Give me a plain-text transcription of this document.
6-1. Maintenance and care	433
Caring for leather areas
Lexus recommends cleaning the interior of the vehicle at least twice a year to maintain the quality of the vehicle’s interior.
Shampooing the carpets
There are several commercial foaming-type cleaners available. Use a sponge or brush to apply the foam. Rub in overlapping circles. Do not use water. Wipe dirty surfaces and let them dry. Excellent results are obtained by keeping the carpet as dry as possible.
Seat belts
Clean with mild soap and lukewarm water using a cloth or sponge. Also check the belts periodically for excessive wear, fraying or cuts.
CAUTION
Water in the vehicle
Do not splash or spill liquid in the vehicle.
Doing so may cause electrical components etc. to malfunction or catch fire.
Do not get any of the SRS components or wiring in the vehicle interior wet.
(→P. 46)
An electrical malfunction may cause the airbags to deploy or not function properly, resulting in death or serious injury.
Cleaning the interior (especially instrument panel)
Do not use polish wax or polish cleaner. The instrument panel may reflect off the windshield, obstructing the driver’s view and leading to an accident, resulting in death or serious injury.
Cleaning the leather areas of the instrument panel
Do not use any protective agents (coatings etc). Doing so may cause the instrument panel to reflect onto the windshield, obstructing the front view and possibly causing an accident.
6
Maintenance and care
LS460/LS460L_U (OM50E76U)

--------

INSTRUCTIONS FOR THE TASK: Where does the word "view" appear? Return each line that holds it.

RESPONSE:
Do not use polish wax or polish cleaner. The instrument panel may reflect off the windshield, obstructing the driver’s view and leading to an accident, resulting in death or serious injury.
Do not use any protective agents (coatings etc). Doing so may cause the instrument panel to reflect onto the windshield, obstructing the front view and possibly causing an accident.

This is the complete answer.